Requirement 1:
Answer these questions about the excerpt on the day-two opening session, one line each:
(a) What does the excerpt call "the topic du jour"?
(b) What average real annual return has the Australian equities market generated since 1990?
(c) What position does Paul Taylor hold?

Excerpt:

☆ ☆ ☆ ☆ ☆ ☆ ☆

The opening session on day two gave delegates a variety of expert views on strategic and tactical portfolio adjustments, both in response to the global market melt-down (the topic du jour) and longer-term expectations.

Paul Taylor, head of Australian equities for Fidelity International, gave his view of the long-term trends for the local equities market, which has generated a 7.8% real annual return, on average, since 1990. The ride has been unusually steady in large part because Australia has been a supplier of natural resources to a world that has grown increasingly hungry for them. In addition, he said, the country has maintained well-above-average corporate governance and has a culture of high dividend payouts - which, of course, are tax-advantaged to in-country investors. The future? All of these drivers are still in place, Taylor told delegates, and although there may be increasing volatility, long-term he expects more of the same.

☆ ☆ ☆ ☆ ☆ ☆ ☆

(Item position entries)
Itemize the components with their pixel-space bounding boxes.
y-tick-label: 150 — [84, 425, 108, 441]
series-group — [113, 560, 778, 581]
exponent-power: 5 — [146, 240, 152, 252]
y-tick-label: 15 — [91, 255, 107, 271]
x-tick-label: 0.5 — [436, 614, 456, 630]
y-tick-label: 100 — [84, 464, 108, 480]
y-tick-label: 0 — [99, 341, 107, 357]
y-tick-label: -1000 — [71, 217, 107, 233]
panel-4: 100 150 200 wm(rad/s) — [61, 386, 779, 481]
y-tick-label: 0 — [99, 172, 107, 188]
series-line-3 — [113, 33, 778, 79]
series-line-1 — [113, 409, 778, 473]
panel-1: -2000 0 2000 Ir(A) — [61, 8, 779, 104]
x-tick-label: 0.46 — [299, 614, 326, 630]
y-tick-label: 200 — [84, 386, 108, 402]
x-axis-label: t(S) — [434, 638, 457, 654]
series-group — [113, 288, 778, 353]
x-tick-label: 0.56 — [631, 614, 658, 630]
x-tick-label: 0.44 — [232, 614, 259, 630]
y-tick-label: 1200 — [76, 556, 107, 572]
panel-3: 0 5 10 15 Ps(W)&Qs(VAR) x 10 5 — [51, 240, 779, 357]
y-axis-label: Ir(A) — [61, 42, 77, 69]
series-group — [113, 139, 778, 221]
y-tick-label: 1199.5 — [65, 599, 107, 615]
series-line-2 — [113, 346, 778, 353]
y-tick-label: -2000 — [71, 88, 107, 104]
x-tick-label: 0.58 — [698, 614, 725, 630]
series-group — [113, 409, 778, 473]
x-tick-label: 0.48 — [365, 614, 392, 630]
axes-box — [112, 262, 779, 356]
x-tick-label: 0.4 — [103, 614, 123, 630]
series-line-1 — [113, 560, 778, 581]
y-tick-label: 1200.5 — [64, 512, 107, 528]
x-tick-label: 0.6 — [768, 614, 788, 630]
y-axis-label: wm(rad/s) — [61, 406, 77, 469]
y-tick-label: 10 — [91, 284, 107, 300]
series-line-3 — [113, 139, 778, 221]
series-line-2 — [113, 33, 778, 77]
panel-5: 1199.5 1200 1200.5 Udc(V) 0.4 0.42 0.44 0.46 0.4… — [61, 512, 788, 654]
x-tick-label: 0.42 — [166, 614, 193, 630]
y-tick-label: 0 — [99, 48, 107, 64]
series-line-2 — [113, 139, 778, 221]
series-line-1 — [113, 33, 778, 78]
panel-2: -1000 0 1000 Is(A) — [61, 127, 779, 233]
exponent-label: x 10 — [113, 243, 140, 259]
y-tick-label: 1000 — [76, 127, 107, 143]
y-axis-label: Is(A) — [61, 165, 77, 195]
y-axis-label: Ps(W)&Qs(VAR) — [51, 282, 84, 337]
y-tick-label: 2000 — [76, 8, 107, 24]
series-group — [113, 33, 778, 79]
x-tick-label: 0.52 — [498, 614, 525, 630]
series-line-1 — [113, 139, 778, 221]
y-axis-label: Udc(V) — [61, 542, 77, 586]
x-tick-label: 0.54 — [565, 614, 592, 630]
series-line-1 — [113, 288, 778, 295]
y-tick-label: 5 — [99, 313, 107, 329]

☆ ☆ ☆ ☆ ☆ ☆ ☆

Requirement 2: Reproduce the item position entries word for word. Start at the first line of the entries and stop at the line containing "y-tick-label: -2000 — [71, 88, 107, 104]", including both of those lines.

Response 1:
(a) The global market melt-down.
(b) 7.8%.
(c) Head of Australian equities for Fidelity International.

Response 2:
Itemize the components with their pixel-space bounding boxes.
y-tick-label: 150 — [84, 425, 108, 441]
series-group — [113, 560, 778, 581]
exponent-power: 5 — [146, 240, 152, 252]
y-tick-label: 15 — [91, 255, 107, 271]
x-tick-label: 0.5 — [436, 614, 456, 630]
y-tick-label: 100 — [84, 464, 108, 480]
y-tick-label: 0 — [99, 341, 107, 357]
y-tick-label: -1000 — [71, 217, 107, 233]
panel-4: 100 150 200 wm(rad/s) — [61, 386, 779, 481]
y-tick-label: 0 — [99, 172, 107, 188]
series-line-3 — [113, 33, 778, 79]
series-line-1 — [113, 409, 778, 473]
panel-1: -2000 0 2000 Ir(A) — [61, 8, 779, 104]
x-tick-label: 0.46 — [299, 614, 326, 630]
y-tick-label: 200 — [84, 386, 108, 402]
x-axis-label: t(S) — [434, 638, 457, 654]
series-group — [113, 288, 778, 353]
x-tick-label: 0.56 — [631, 614, 658, 630]
x-tick-label: 0.44 — [232, 614, 259, 630]
y-tick-label: 1200 — [76, 556, 107, 572]
panel-3: 0 5 10 15 Ps(W)&Qs(VAR) x 10 5 — [51, 240, 779, 357]
y-axis-label: Ir(A) — [61, 42, 77, 69]
series-group — [113, 139, 778, 221]
y-tick-label: 1199.5 — [65, 599, 107, 615]
series-line-2 — [113, 346, 778, 353]
y-tick-label: -2000 — [71, 88, 107, 104]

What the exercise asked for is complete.